## Written instruction
Return all lines below containing the word "page".

━━━━━━

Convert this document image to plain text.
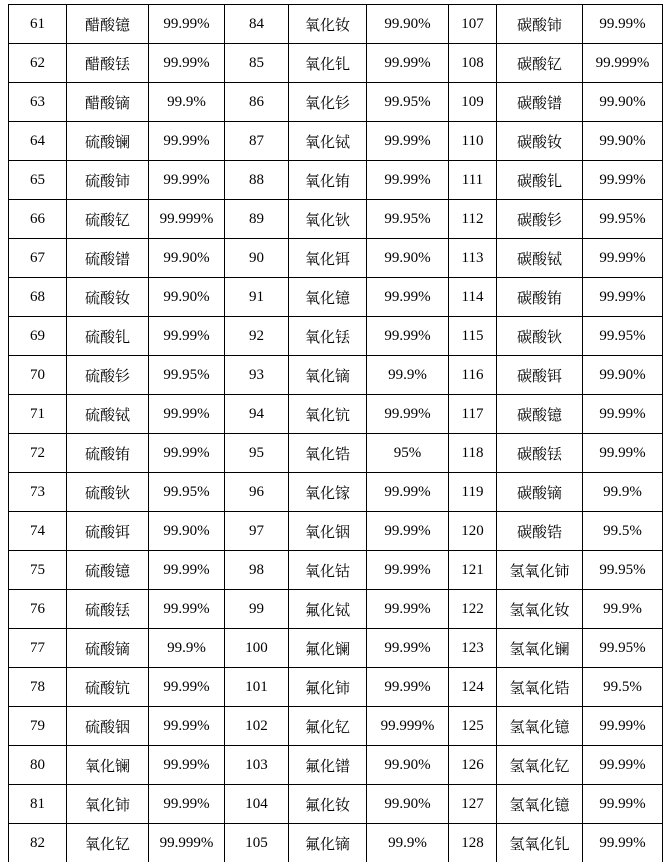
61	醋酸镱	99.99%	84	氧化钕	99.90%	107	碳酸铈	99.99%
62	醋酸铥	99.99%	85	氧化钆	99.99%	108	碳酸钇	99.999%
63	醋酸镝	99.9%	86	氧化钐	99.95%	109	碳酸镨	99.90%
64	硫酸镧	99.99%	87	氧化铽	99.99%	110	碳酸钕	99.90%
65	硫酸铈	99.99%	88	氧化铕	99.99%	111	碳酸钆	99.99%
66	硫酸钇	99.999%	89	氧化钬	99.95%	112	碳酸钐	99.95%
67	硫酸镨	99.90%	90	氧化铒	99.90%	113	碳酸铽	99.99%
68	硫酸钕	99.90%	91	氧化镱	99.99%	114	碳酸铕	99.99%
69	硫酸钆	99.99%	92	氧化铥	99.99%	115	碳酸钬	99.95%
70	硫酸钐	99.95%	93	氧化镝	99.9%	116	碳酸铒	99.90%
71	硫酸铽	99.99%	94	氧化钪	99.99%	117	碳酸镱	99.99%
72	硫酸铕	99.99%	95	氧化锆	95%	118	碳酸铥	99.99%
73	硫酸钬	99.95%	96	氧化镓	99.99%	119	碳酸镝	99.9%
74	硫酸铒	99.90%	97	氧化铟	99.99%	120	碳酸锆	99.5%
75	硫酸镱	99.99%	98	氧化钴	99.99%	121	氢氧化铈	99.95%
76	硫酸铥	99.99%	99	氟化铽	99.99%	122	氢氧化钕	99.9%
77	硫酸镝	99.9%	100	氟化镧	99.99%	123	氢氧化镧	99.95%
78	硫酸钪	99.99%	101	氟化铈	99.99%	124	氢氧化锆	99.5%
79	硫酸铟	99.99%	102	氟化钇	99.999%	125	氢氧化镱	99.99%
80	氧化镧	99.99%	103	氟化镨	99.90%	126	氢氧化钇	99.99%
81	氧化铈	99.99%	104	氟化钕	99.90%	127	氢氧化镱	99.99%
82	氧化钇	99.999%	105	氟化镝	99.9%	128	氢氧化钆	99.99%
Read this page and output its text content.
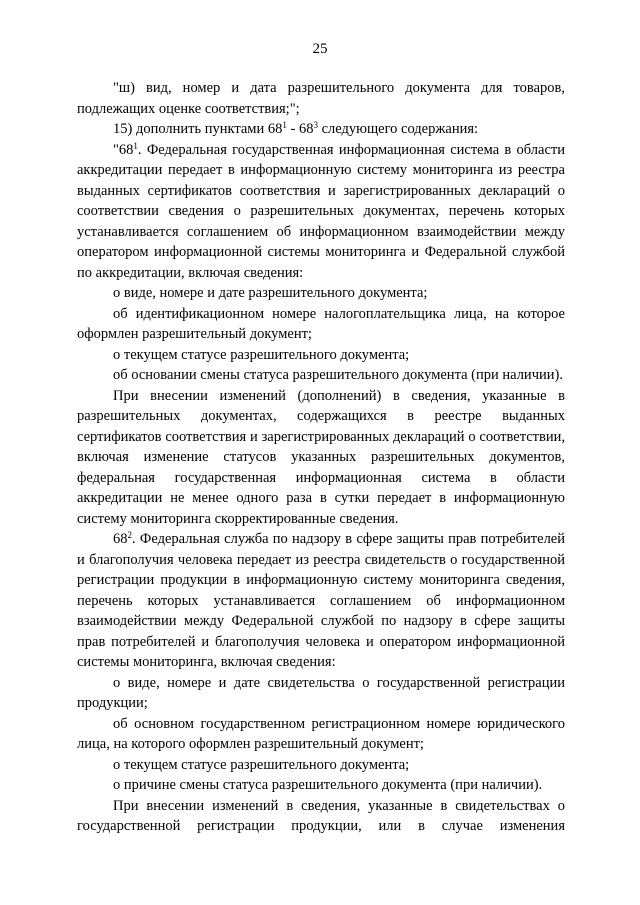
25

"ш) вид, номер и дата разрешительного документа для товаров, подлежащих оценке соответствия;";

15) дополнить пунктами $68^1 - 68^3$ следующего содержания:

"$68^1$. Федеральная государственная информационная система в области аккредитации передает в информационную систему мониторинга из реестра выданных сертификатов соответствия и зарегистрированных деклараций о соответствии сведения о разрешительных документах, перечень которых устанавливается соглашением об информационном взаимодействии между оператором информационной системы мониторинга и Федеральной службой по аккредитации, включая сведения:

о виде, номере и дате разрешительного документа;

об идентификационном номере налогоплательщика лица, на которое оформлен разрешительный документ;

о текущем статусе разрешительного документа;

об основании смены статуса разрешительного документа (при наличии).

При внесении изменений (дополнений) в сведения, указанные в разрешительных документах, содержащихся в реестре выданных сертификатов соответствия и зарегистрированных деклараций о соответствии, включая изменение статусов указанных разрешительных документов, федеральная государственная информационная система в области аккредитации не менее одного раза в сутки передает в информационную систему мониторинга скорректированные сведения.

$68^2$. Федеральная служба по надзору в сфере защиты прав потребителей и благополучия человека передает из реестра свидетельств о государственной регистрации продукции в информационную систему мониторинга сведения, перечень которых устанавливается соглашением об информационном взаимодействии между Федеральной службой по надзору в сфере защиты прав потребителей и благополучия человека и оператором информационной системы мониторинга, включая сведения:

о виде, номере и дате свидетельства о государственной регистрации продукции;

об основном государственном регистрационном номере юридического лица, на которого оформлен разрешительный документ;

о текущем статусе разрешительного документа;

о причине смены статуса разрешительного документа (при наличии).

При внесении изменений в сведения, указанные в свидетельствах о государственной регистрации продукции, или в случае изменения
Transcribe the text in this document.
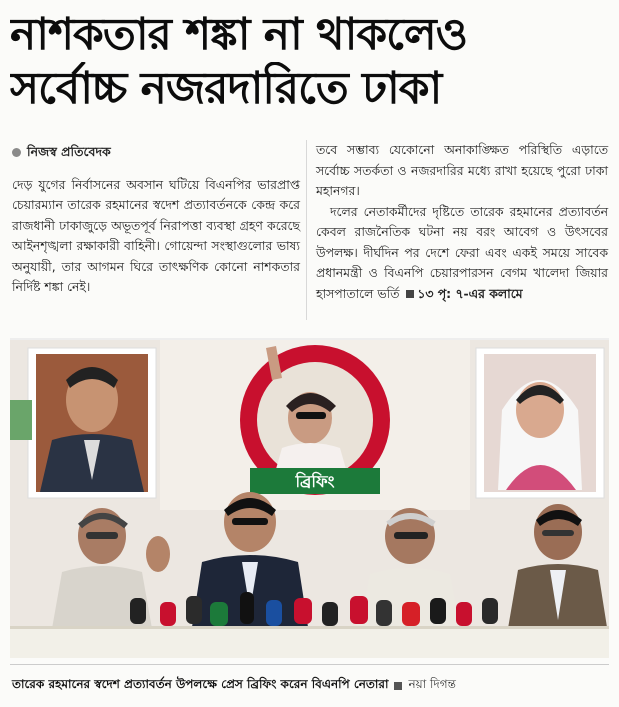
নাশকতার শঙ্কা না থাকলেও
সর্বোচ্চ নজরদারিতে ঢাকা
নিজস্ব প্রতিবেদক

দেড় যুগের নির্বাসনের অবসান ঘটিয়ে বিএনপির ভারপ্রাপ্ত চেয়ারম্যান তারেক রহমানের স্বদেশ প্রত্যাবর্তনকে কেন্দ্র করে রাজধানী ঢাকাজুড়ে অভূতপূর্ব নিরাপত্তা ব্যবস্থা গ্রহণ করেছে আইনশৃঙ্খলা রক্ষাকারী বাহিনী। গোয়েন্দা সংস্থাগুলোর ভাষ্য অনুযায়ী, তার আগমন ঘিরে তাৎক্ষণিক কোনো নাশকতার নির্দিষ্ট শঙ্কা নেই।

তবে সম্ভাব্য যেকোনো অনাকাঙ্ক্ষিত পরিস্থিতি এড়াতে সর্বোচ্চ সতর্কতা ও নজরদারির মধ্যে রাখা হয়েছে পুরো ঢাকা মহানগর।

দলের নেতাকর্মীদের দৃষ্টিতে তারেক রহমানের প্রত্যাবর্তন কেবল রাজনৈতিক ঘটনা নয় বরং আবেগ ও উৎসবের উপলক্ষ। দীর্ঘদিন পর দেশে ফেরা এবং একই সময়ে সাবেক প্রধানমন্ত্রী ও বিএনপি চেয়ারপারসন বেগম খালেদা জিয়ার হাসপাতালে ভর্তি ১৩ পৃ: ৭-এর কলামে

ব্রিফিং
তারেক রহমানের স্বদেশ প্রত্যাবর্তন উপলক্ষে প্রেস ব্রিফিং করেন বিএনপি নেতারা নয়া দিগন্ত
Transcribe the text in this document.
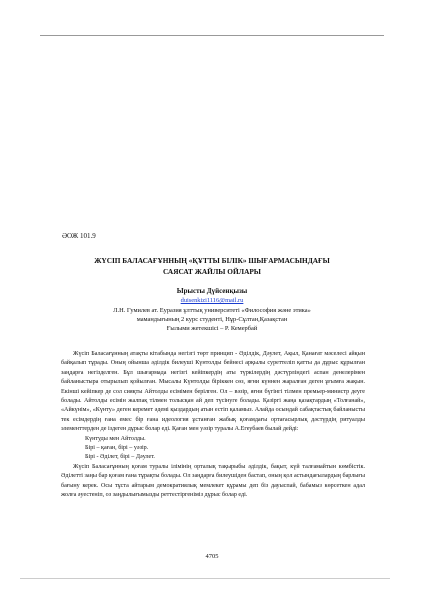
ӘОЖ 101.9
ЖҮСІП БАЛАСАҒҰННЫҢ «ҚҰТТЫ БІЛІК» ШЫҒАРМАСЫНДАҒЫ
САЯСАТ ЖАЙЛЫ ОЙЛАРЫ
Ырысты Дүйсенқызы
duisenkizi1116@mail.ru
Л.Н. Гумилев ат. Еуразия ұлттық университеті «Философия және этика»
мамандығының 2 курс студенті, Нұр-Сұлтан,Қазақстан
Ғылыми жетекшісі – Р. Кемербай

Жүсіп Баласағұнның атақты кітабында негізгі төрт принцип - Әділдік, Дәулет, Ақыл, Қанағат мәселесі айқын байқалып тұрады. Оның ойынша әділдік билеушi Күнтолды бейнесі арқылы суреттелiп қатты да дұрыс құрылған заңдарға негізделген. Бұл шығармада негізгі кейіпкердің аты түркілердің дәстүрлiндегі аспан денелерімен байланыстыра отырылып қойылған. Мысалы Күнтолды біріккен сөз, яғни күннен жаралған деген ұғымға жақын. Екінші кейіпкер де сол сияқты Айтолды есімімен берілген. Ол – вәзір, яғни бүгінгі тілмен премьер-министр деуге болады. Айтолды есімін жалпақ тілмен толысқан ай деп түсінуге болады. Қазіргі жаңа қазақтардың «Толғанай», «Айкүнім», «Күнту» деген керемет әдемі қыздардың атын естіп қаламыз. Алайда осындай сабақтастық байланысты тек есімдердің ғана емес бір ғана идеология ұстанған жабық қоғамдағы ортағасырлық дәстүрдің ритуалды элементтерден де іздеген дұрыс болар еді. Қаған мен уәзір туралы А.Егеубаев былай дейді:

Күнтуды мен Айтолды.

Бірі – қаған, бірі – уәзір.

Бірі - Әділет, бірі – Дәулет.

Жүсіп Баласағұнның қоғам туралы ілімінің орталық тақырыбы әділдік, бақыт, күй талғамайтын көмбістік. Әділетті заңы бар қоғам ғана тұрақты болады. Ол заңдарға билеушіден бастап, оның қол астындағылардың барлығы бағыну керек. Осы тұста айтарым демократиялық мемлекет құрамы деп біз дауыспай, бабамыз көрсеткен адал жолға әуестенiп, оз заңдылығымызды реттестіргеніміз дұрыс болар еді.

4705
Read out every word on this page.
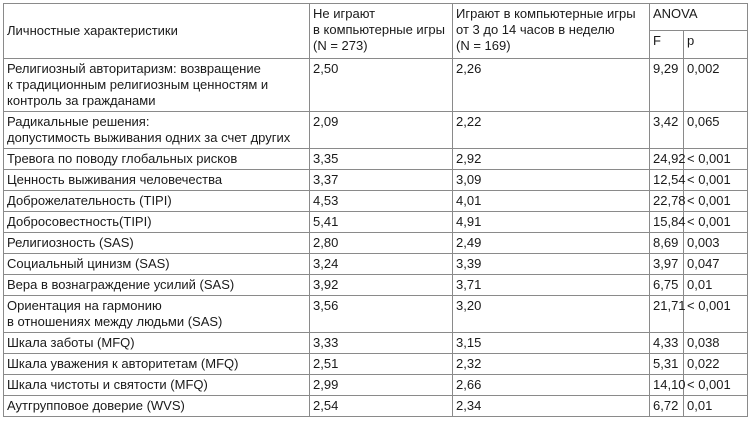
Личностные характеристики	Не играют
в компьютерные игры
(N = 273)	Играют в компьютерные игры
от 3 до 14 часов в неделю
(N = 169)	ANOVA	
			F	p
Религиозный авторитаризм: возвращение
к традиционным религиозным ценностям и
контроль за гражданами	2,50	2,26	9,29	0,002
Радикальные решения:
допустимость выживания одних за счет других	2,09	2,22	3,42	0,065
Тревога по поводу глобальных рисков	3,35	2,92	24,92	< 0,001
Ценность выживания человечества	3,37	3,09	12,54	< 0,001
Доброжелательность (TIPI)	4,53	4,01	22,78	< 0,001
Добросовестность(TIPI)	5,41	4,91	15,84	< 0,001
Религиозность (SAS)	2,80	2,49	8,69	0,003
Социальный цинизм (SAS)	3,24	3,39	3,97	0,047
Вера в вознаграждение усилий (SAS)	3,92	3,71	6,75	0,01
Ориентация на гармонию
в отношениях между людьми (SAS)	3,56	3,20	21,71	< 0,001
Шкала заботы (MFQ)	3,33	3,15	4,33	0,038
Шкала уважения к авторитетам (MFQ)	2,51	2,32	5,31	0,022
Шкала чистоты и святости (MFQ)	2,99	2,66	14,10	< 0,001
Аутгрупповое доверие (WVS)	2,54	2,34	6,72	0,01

━━━━━━

## Response to this exercise
Read this page and output its text content.
Read out every word on this page.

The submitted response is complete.